WHAT YOU NEED TO DO -
Repeat every record below exactly as written.

*** RECORDS

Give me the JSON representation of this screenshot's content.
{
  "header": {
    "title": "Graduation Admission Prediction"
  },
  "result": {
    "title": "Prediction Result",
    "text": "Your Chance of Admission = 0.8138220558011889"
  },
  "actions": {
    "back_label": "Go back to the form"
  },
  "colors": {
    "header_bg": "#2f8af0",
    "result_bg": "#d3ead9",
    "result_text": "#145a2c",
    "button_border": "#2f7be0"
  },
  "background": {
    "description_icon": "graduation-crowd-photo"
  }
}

******

EXERCISE RESPONSE -
Give me the JSON representation of this screenshot's content.
{
  "header": {
    "title": "Graduation Admission Prediction"
  },
  "result": {
    "title": "Prediction Result",
    "text": "Your Chance of Admission = 0.8138220558011889"
  },
  "actions": {
    "back_label": "Go back to the form"
  },
  "colors": {
    "header_bg": "#2f8af0",
    "result_bg": "#d3ead9",
    "result_text": "#145a2c",
    "button_border": "#2f7be0"
  },
  "background": {
    "description_icon": "graduation-crowd-photo"
  }
}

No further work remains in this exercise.